— Start of Data extract —

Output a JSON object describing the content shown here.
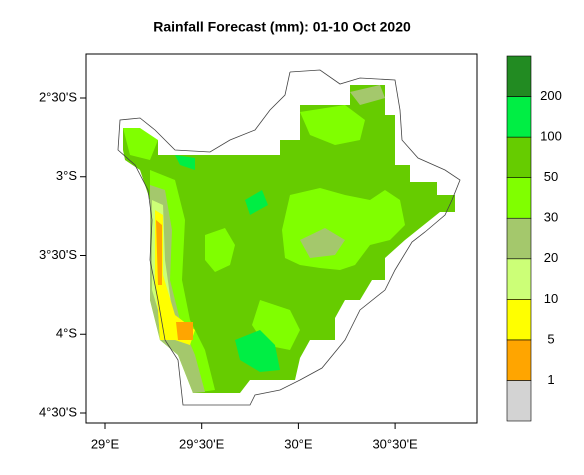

— End of Data extract —
— Start of Data extract —

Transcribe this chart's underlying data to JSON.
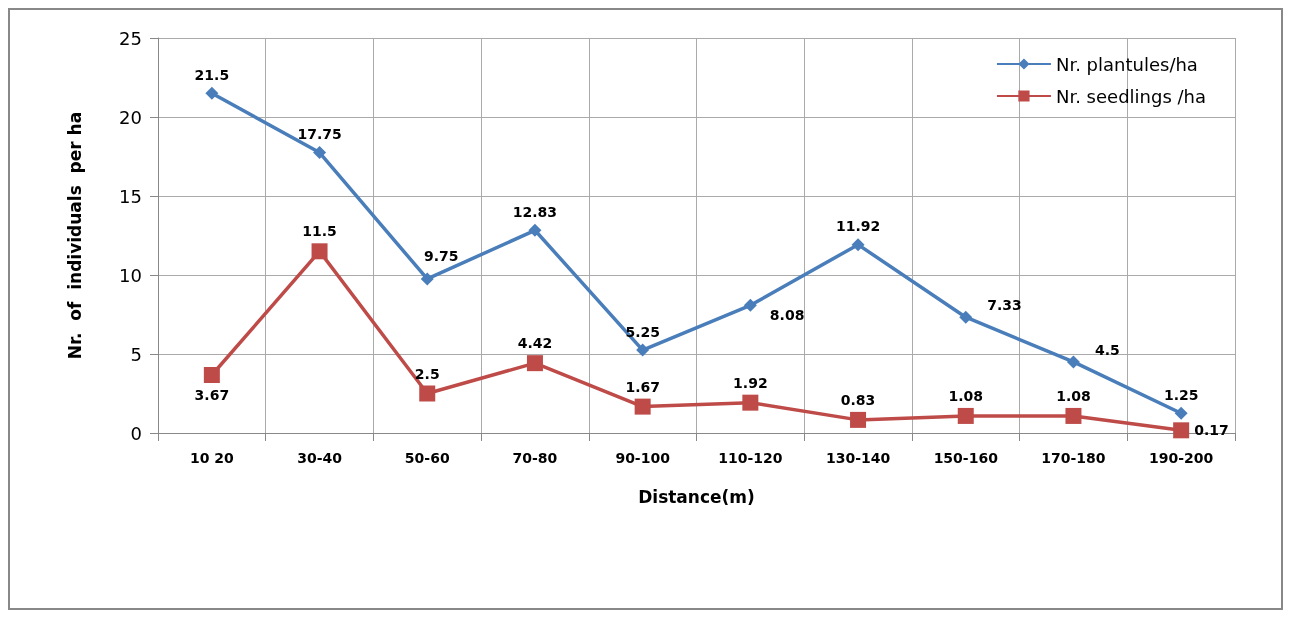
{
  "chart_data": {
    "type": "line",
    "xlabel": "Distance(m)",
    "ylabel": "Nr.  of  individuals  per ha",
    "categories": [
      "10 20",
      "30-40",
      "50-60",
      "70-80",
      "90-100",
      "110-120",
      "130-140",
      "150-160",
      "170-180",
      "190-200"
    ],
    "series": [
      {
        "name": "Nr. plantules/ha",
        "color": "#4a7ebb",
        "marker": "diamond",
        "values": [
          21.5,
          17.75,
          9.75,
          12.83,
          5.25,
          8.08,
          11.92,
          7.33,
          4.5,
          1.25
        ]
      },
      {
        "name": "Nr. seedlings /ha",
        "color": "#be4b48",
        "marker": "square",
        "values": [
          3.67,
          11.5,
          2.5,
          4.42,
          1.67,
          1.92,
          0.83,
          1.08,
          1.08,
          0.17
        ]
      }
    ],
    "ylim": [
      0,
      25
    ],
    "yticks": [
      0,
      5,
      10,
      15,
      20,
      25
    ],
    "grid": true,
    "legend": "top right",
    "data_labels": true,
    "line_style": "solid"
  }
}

— End of Data extract —
— Start of Data extract —

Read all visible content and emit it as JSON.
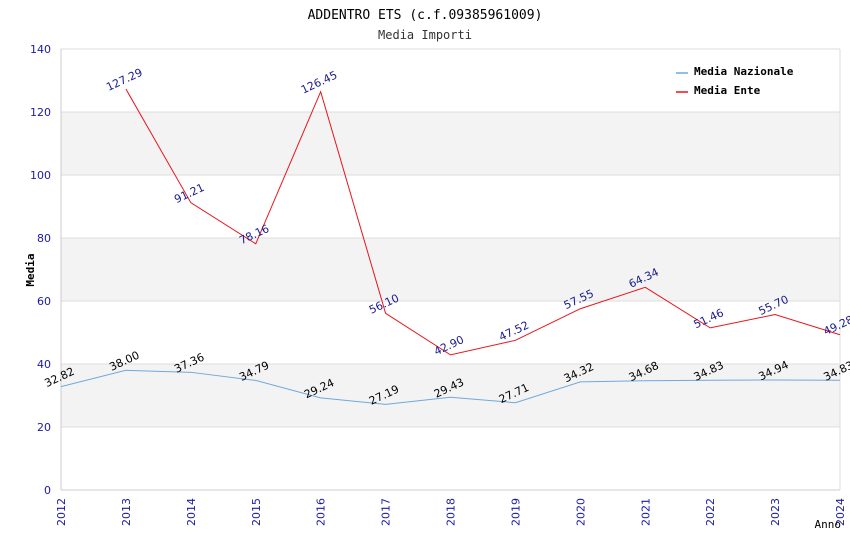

— End of Data extract —

# Given problem:
Among the lines of the material, find those that hold the word "content" and copy them.

# Answer below:
Output a JSON object describing the content shown here.
Read all visible content and emit it as JSON.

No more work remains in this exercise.